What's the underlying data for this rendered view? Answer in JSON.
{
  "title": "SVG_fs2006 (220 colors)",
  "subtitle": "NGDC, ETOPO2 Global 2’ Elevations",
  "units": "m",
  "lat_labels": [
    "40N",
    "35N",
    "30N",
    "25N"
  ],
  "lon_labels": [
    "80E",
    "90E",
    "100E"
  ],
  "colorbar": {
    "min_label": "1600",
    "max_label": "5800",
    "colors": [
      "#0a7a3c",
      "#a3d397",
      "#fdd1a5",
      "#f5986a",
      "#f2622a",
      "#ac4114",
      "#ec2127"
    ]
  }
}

◇ ◇ ◇ ◇ ◇ ◇ ◇

The lines above should be duplicated exactly.

What's the underlying data for this rendered view? Answer in JSON.
{
  "title": "SVG_fs2006 (220 colors)",
  "subtitle": "NGDC, ETOPO2 Global 2’ Elevations",
  "units": "m",
  "lat_labels": [
    "40N",
    "35N",
    "30N",
    "25N"
  ],
  "lon_labels": [
    "80E",
    "90E",
    "100E"
  ],
  "colorbar": {
    "min_label": "1600",
    "max_label": "5800",
    "colors": [
      "#0a7a3c",
      "#a3d397",
      "#fdd1a5",
      "#f5986a",
      "#f2622a",
      "#ac4114",
      "#ec2127"
    ]
  }
}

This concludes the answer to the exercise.